**Tindakan yang Diperlukan**
1) Tuliskan kembali seluruh teks tentang guru sebagai psikolog, persis sama dengan aslinya.
2) Sajikan baris-baris catatan, dimulai dari baris pertama catatan hingga baris yang memuat "product-image[interactable]: [432, 352, 476, 414]" (baris itu ikut disertakan), sebagai daftar bernomor tanpa baris kosong. Jangan sertakan baris lain.

**Teks Kutipan**
○ ○ ○ ○
Anda paham pekerjaan seorang psikolog? Nah, menurut saya, seorang psikolog belum tentu guru. Namun, pada dasarnya semua guru, adalah psikolog. Alasan mendasarnya adalah setiap guru dalam profesinya setiap hari berhadapan dengan tingkah laku atau perilaku peserta didik. Seorang guru potensial, harus mampu memahami perilaku setiap peserta didik yang diajarnya. Bila tidak mampu, anda belum menjadi guru potensial. Hanya guru biasa, mengajar karena ada gelar. Biasanya hal yang paling sulit justru bukanlah mengajar, namun memahami perilaku anak didik yang berbeda-beda, bahkan berubah-ubah.

Inilah mengapa di tiap-tiap perusahaan besar di departemen "human resources" mereka selalu memiliki seorang psikolog untuk memahami perilaku pegawai mereka. Bahkan tes kejiwaan pun diterapkan sebagai dasar penerimaan pegawai baru. Karena,  berurusan dengan kejiwaan dan perilaku manusia lebih berat dan mempengaruhi kinerja perusahaan di masa mendatang.

Kondisi kejiwaan orang dewasa lebih matang dan lebih bisa dipahami. Namun apabila anda guru, kondisi kejiwaan dan perilaku anak didik lebih rentan dan rapuh. Bahkan kondisi perilaku anak sd berbeda dengan anak smp, begitu juga anak smp, berbeda dengan anak sma dan mahasiswa. Sebagai guru, harus paham dengan siapa dia berhadapan. Tidak bisa memukul rata gaya ajarnya di kelas. Apabila ada masalah perilaku dengan anak didiknya, harus paham prosedur yang bagaimana yang harus dilakukan. Bahkan tren saat ini, kondisi perilaku anak milenial sudah berbeda dengan anak pra milenial. Oleh karena itu, guru harus mampu membaca situasi.
○ ○ ○ ○
**Data yang Ditampilkan**

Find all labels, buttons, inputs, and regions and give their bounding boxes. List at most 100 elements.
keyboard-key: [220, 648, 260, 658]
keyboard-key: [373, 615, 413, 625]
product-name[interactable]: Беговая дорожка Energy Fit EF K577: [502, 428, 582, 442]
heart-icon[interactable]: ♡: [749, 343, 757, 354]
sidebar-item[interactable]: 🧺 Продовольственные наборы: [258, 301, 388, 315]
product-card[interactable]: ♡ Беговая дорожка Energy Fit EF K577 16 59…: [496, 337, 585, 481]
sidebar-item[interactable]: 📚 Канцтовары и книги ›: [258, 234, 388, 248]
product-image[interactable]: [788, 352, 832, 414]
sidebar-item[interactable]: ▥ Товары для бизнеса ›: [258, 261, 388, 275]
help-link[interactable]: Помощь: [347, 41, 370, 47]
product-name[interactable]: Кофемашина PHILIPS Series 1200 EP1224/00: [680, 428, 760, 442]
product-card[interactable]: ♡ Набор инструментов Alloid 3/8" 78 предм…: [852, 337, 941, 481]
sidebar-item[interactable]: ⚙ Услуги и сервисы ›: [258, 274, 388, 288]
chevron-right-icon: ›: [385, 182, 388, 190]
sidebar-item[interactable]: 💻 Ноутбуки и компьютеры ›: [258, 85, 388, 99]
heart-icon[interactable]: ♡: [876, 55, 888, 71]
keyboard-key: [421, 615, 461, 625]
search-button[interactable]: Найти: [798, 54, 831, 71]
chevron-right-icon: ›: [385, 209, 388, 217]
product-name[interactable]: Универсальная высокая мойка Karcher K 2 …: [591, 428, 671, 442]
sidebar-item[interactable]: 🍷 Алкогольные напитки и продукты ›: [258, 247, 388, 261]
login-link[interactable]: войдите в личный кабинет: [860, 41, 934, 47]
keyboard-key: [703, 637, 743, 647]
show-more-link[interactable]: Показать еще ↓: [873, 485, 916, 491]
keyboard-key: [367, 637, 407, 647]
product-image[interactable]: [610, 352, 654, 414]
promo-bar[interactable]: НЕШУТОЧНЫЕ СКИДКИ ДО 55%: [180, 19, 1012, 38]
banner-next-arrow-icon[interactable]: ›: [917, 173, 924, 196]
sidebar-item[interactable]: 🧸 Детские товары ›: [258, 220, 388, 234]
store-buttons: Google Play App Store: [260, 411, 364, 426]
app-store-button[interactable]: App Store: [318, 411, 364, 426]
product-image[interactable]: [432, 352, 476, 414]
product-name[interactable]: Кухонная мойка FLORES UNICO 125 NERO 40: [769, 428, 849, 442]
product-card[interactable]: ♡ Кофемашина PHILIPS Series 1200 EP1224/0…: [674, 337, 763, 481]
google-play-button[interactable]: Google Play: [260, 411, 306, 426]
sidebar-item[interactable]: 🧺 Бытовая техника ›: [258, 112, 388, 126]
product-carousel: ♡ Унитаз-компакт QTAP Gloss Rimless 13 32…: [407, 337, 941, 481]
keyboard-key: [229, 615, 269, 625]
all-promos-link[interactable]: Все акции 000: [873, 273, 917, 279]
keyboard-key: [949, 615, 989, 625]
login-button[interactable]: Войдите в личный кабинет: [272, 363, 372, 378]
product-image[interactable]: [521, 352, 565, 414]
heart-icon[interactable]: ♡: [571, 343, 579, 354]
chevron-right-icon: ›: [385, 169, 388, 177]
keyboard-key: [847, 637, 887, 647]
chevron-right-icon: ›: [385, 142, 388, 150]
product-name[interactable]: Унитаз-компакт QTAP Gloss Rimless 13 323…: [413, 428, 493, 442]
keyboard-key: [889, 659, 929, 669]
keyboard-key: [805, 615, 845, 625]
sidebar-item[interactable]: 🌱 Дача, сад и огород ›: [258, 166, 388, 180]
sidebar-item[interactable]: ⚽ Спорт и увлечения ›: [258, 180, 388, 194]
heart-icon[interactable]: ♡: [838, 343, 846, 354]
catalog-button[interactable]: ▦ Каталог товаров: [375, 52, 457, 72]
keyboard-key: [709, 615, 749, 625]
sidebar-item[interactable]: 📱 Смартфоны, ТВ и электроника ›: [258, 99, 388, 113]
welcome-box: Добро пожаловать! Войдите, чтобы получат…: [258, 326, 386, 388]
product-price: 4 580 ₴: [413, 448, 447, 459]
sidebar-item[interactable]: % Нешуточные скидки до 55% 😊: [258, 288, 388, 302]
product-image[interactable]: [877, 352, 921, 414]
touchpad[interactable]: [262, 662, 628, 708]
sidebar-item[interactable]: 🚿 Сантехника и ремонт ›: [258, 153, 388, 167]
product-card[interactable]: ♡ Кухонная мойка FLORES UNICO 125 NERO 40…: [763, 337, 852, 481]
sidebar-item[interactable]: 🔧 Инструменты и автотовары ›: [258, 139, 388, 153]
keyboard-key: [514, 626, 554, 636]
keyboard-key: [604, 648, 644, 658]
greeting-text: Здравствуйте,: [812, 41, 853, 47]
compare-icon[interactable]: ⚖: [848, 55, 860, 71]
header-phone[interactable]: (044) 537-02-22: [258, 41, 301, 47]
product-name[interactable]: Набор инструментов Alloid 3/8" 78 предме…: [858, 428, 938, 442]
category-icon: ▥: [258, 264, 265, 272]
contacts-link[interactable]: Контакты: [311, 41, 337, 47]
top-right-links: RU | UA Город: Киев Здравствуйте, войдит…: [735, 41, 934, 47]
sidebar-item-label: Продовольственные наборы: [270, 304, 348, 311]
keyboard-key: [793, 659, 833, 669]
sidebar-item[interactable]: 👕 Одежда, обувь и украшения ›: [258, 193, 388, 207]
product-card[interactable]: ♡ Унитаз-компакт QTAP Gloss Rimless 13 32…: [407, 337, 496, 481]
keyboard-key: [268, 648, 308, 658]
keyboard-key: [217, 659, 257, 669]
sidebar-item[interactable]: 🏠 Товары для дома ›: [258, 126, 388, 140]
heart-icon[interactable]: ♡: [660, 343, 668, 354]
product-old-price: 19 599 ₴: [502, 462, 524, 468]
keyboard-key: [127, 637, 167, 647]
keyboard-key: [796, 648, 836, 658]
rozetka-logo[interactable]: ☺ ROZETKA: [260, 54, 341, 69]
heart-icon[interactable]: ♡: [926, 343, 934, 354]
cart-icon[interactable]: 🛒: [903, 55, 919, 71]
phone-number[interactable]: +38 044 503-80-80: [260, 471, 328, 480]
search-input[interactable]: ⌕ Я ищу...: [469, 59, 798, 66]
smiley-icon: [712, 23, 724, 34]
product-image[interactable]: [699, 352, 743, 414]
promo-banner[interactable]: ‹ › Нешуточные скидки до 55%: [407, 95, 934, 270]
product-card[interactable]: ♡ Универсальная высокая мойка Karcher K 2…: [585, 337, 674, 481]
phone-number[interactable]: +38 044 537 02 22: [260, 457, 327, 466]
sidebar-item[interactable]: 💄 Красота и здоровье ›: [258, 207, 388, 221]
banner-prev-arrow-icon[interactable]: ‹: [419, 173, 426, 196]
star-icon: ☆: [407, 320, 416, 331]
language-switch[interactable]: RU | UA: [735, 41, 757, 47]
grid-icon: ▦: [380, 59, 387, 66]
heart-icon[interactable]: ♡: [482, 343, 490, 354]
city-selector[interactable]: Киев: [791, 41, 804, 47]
○ ○ ○ ○
**Hasil Latihan**
1)
Anda paham pekerjaan seorang psikolog? Nah, menurut saya, seorang psikolog belum tentu guru. Namun, pada dasarnya semua guru, adalah psikolog. Alasan mendasarnya adalah setiap guru dalam profesinya setiap hari berhadapan dengan tingkah laku atau perilaku peserta didik. Seorang guru potensial, harus mampu memahami perilaku setiap peserta didik yang diajarnya. Bila tidak mampu, anda belum menjadi guru potensial. Hanya guru biasa, mengajar karena ada gelar. Biasanya hal yang paling sulit justru bukanlah mengajar, namun memahami perilaku anak didik yang berbeda-beda, bahkan berubah-ubah.

Inilah mengapa di tiap-tiap perusahaan besar di departemen "human resources" mereka selalu memiliki seorang psikolog untuk memahami perilaku pegawai mereka. Bahkan tes kejiwaan pun diterapkan sebagai dasar penerimaan pegawai baru. Karena,  berurusan dengan kejiwaan dan perilaku manusia lebih berat dan mempengaruhi kinerja perusahaan di masa mendatang.

Kondisi kejiwaan orang dewasa lebih matang dan lebih bisa dipahami. Namun apabila anda guru, kondisi kejiwaan dan perilaku anak didik lebih rentan dan rapuh. Bahkan kondisi perilaku anak sd berbeda dengan anak smp, begitu juga anak smp, berbeda dengan anak sma dan mahasiswa. Sebagai guru, harus paham dengan siapa dia berhadapan. Tidak bisa memukul rata gaya ajarnya di kelas. Apabila ada masalah perilaku dengan anak didiknya, harus paham prosedur yang bagaimana yang harus dilakukan. Bahkan tren saat ini, kondisi perilaku anak milenial sudah berbeda dengan anak pra milenial. Oleh karena itu, guru harus mampu membaca situasi.

2)
1. Find all labels, buttons, inputs, and regions and give their bounding boxes. List at most 100 elements.
2. keyboard-key: [220, 648, 260, 658]
3. keyboard-key: [373, 615, 413, 625]
4. product-name[interactable]: Беговая дорожка Energy Fit EF K577: [502, 428, 582, 442]
5. heart-icon[interactable]: ♡: [749, 343, 757, 354]
6. sidebar-item[interactable]: 🧺 Продовольственные наборы: [258, 301, 388, 315]
7. product-card[interactable]: ♡ Беговая дорожка Energy Fit EF K577 16 59…: [496, 337, 585, 481]
8. sidebar-item[interactable]: 📚 Канцтовары и книги ›: [258, 234, 388, 248]
9. product-image[interactable]: [788, 352, 832, 414]
10. sidebar-item[interactable]: ▥ Товары для бизнеса ›: [258, 261, 388, 275]
11. help-link[interactable]: Помощь: [347, 41, 370, 47]
12. product-name[interactable]: Кофемашина PHILIPS Series 1200 EP1224/00: [680, 428, 760, 442]
13. product-card[interactable]: ♡ Набор инструментов Alloid 3/8" 78 предм…: [852, 337, 941, 481]
14. sidebar-item[interactable]: ⚙ Услуги и сервисы ›: [258, 274, 388, 288]
15. chevron-right-icon: ›: [385, 182, 388, 190]
16. sidebar-item[interactable]: 💻 Ноутбуки и компьютеры ›: [258, 85, 388, 99]
17. heart-icon[interactable]: ♡: [876, 55, 888, 71]
18. keyboard-key: [421, 615, 461, 625]
19. search-button[interactable]: Найти: [798, 54, 831, 71]
20. chevron-right-icon: ›: [385, 209, 388, 217]
21. product-name[interactable]: Универсальная высокая мойка Karcher K 2 …: [591, 428, 671, 442]
22. sidebar-item[interactable]: 🍷 Алкогольные напитки и продукты ›: [258, 247, 388, 261]
23. login-link[interactable]: войдите в личный кабинет: [860, 41, 934, 47]
24. keyboard-key: [703, 637, 743, 647]
25. show-more-link[interactable]: Показать еще ↓: [873, 485, 916, 491]
26. keyboard-key: [367, 637, 407, 647]
27. product-image[interactable]: [610, 352, 654, 414]
28. promo-bar[interactable]: НЕШУТОЧНЫЕ СКИДКИ ДО 55%: [180, 19, 1012, 38]
29. banner-next-arrow-icon[interactable]: ›: [917, 173, 924, 196]
30. sidebar-item[interactable]: 🧸 Детские товары ›: [258, 220, 388, 234]
31. store-buttons: Google Play App Store: [260, 411, 364, 426]
32. app-store-button[interactable]: App Store: [318, 411, 364, 426]
33. product-image[interactable]: [432, 352, 476, 414]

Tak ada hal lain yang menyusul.